(SHORT PROBLEM):
The records below must be copied in full; omit the images.

(DATA SHOWN):
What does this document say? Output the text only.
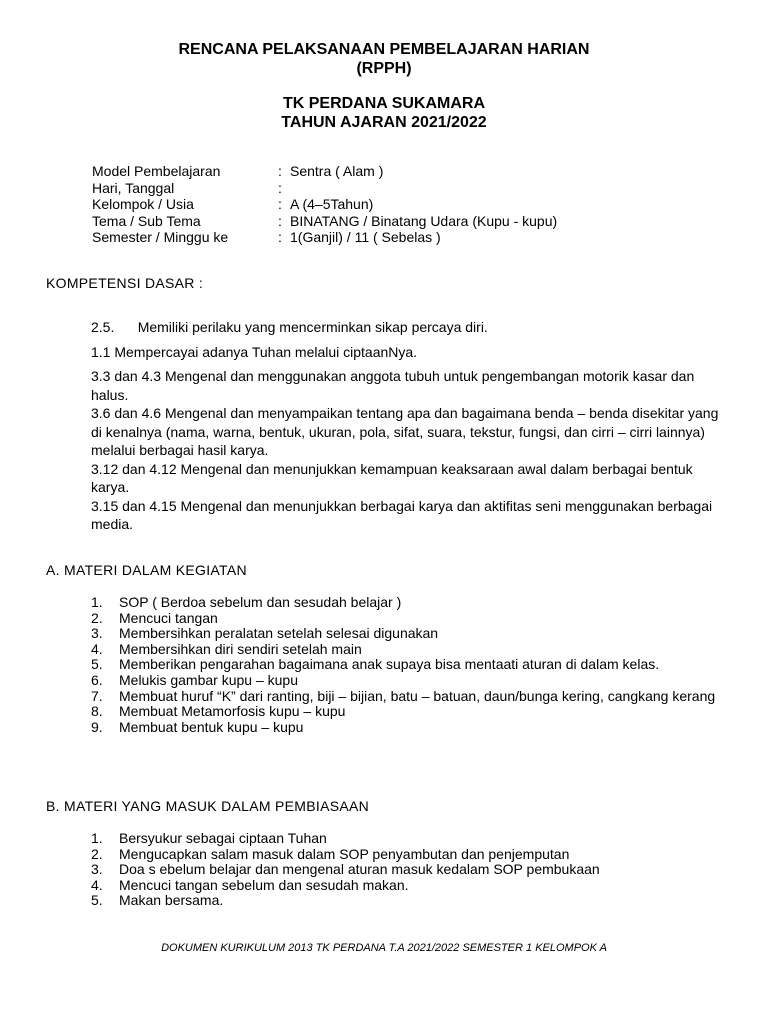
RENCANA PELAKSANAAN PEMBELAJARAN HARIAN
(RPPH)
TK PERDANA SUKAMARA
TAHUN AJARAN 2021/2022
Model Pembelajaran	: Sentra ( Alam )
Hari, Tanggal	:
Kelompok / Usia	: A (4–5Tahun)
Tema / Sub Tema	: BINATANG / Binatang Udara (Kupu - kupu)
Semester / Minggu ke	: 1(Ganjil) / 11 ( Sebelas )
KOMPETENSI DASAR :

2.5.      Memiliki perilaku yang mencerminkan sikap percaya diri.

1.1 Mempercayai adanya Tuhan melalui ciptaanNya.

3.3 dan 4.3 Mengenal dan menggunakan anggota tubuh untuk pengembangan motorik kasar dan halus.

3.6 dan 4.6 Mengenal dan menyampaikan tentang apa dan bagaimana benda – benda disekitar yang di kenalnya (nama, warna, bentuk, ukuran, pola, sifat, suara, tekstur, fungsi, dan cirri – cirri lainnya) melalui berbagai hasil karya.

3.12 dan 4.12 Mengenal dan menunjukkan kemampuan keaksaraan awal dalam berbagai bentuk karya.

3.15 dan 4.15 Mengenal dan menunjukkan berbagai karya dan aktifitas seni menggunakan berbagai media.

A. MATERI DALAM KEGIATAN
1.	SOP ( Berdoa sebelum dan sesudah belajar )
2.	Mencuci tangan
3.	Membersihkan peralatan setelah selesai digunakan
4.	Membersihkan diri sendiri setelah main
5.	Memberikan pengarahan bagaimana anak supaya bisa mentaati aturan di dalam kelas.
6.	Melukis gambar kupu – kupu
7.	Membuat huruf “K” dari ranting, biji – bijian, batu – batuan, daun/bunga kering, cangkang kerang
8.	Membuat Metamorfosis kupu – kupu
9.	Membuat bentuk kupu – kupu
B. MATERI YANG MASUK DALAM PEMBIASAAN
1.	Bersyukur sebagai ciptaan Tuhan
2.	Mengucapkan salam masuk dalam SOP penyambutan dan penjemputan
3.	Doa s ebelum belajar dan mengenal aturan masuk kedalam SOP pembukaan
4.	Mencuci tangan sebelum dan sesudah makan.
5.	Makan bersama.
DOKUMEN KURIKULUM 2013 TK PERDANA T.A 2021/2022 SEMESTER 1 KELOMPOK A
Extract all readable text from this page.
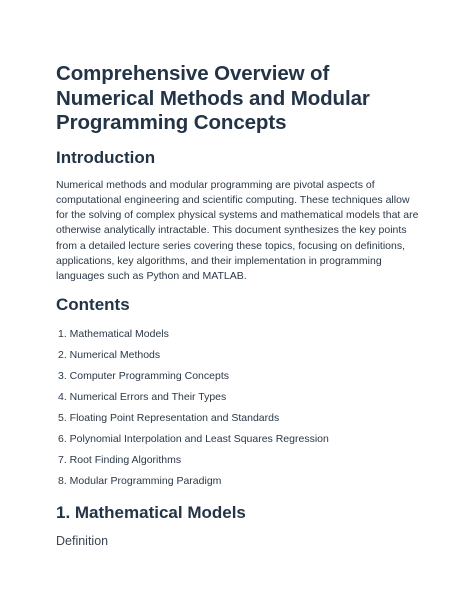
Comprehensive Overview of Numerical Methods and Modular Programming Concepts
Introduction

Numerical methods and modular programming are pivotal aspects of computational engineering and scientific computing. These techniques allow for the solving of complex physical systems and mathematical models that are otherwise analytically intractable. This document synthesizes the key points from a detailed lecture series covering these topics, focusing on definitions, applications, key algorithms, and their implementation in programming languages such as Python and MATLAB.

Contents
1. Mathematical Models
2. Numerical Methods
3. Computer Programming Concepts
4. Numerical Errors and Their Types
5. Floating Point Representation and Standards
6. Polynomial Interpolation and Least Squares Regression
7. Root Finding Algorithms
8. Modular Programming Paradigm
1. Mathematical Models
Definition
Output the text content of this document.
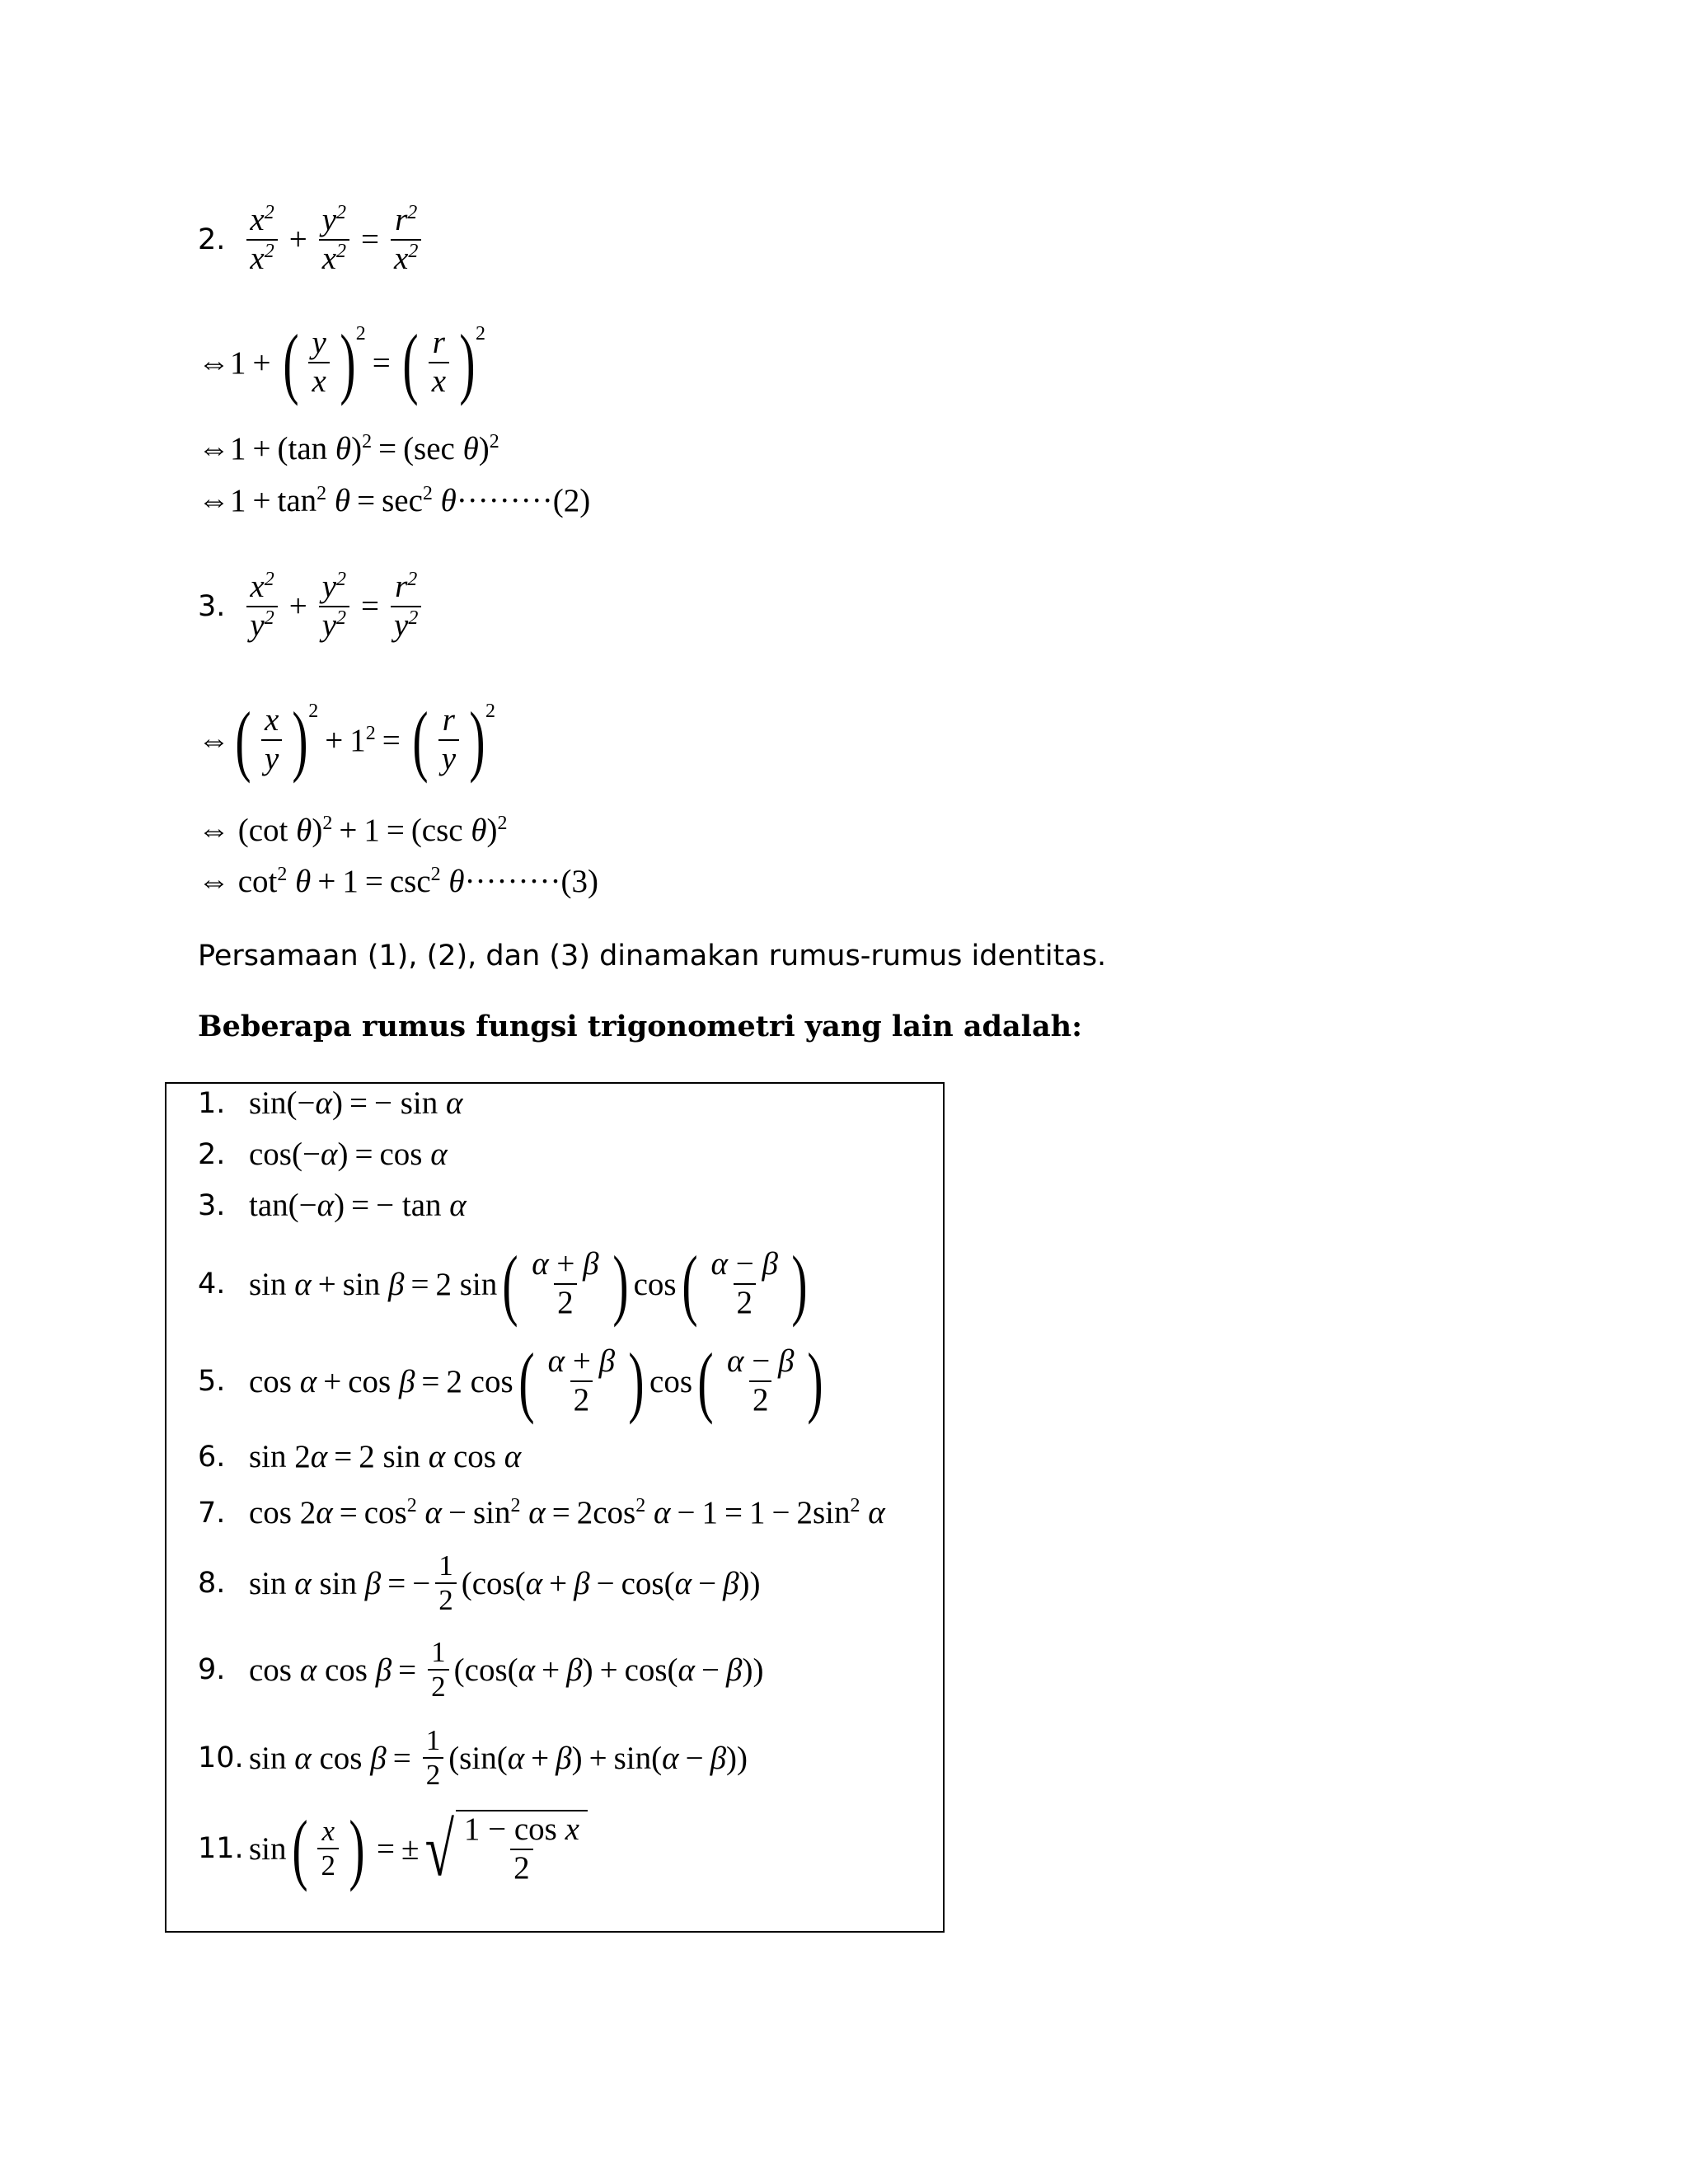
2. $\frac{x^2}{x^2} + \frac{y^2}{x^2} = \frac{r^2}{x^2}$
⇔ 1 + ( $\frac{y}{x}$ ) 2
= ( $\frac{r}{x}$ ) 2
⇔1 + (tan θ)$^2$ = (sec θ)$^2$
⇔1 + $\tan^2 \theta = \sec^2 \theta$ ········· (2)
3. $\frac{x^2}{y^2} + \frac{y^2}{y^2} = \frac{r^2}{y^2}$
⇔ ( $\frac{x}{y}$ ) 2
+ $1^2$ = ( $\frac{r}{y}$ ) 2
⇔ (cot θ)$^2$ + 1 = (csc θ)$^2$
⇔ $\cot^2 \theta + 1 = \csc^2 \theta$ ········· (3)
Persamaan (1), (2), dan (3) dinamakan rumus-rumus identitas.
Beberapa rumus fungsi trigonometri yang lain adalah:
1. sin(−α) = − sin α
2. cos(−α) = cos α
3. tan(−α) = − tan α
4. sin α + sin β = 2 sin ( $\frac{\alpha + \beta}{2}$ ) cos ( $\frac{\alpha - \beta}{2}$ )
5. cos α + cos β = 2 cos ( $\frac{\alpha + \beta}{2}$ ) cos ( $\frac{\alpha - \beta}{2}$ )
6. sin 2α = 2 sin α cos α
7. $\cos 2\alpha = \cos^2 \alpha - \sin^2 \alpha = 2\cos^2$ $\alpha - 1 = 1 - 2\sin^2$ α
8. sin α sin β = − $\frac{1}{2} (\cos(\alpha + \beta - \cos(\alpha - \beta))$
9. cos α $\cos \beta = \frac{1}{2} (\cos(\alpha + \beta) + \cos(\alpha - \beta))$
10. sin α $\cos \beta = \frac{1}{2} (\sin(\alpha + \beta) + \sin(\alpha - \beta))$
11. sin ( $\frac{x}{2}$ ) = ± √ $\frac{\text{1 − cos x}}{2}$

(EXERCISE ANSWER):
What does this document say? Output the text only.
RENCANA PELAKSANAAN PEMBELAJARAN HARIAN
(RPPH)
TK PERDANA SUKAMARA
TAHUN AJARAN 2021/2022
Model Pembelajaran	: Sentra ( Alam )
Hari, Tanggal	:
Kelompok / Usia	: A (4–5Tahun)
Tema / Sub Tema	: BINATANG / Binatang Udara (Kupu - kupu)
Semester / Minggu ke	: 1(Ganjil) / 11 ( Sebelas )
KOMPETENSI DASAR :

2.5.      Memiliki perilaku yang mencerminkan sikap percaya diri.

1.1 Mempercayai adanya Tuhan melalui ciptaanNya.

3.3 dan 4.3 Mengenal dan menggunakan anggota tubuh untuk pengembangan motorik kasar dan halus.

3.6 dan 4.6 Mengenal dan menyampaikan tentang apa dan bagaimana benda – benda disekitar yang di kenalnya (nama, warna, bentuk, ukuran, pola, sifat, suara, tekstur, fungsi, dan cirri – cirri lainnya) melalui berbagai hasil karya.

3.12 dan 4.12 Mengenal dan menunjukkan kemampuan keaksaraan awal dalam berbagai bentuk karya.

3.15 dan 4.15 Mengenal dan menunjukkan berbagai karya dan aktifitas seni menggunakan berbagai media.

A. MATERI DALAM KEGIATAN
1.	SOP ( Berdoa sebelum dan sesudah belajar )
2.	Mencuci tangan
3.	Membersihkan peralatan setelah selesai digunakan
4.	Membersihkan diri sendiri setelah main
5.	Memberikan pengarahan bagaimana anak supaya bisa mentaati aturan di dalam kelas.
6.	Melukis gambar kupu – kupu
7.	Membuat huruf “K” dari ranting, biji – bijian, batu – batuan, daun/bunga kering, cangkang kerang
8.	Membuat Metamorfosis kupu – kupu
9.	Membuat bentuk kupu – kupu
B. MATERI YANG MASUK DALAM PEMBIASAAN
1.	Bersyukur sebagai ciptaan Tuhan
2.	Mengucapkan salam masuk dalam SOP penyambutan dan penjemputan
3.	Doa s ebelum belajar dan mengenal aturan masuk kedalam SOP pembukaan
4.	Mencuci tangan sebelum dan sesudah makan.
5.	Makan bersama.
DOKUMEN KURIKULUM 2013 TK PERDANA T.A 2021/2022 SEMESTER 1 KELOMPOK A
Extract all readable text from this page.
Comprehensive Overview of Numerical Methods and Modular Programming Concepts
Introduction

Numerical methods and modular programming are pivotal aspects of computational engineering and scientific computing. These techniques allow for the solving of complex physical systems and mathematical models that are otherwise analytically intractable. This document synthesizes the key points from a detailed lecture series covering these topics, focusing on definitions, applications, key algorithms, and their implementation in programming languages such as Python and MATLAB.

Contents
1. Mathematical Models
2. Numerical Methods
3. Computer Programming Concepts
4. Numerical Errors and Their Types
5. Floating Point Representation and Standards
6. Polynomial Interpolation and Least Squares Regression
7. Root Finding Algorithms
8. Modular Programming Paradigm
1. Mathematical Models
Definition
Output the text content of this document.
2. $\frac{x^2}{x^2} + \frac{y^2}{x^2} = \frac{r^2}{x^2}$
⇔ 1 + ( $\frac{y}{x}$ ) 2
= ( $\frac{r}{x}$ ) 2
⇔1 + (tan θ)$^2$ = (sec θ)$^2$
⇔1 + $\tan^2 \theta = \sec^2 \theta$ ········· (2)
3. $\frac{x^2}{y^2} + \frac{y^2}{y^2} = \frac{r^2}{y^2}$
⇔ ( $\frac{x}{y}$ ) 2
+ $1^2$ = ( $\frac{r}{y}$ ) 2
⇔ (cot θ)$^2$ + 1 = (csc θ)$^2$
⇔ $\cot^2 \theta + 1 = \csc^2 \theta$ ········· (3)
Persamaan (1), (2), dan (3) dinamakan rumus-rumus identitas.
Beberapa rumus fungsi trigonometri yang lain adalah:
1. sin(−α) = − sin α
2. cos(−α) = cos α
3. tan(−α) = − tan α
4. sin α + sin β = 2 sin ( $\frac{\alpha + \beta}{2}$ ) cos ( $\frac{\alpha - \beta}{2}$ )
5. cos α + cos β = 2 cos ( $\frac{\alpha + \beta}{2}$ ) cos ( $\frac{\alpha - \beta}{2}$ )
6. sin 2α = 2 sin α cos α
7. $\cos 2\alpha = \cos^2 \alpha - \sin^2 \alpha = 2\cos^2$ $\alpha - 1 = 1 - 2\sin^2$ α
8. sin α sin β = − $\frac{1}{2} (\cos(\alpha + \beta - \cos(\alpha - \beta))$
9. cos α $\cos \beta = \frac{1}{2} (\cos(\alpha + \beta) + \cos(\alpha - \beta))$
10. sin α $\cos \beta = \frac{1}{2} (\sin(\alpha + \beta) + \sin(\alpha - \beta))$
11. sin ( $\frac{x}{2}$ ) = ± √ $\frac{\text{1 − cos x}}{2}$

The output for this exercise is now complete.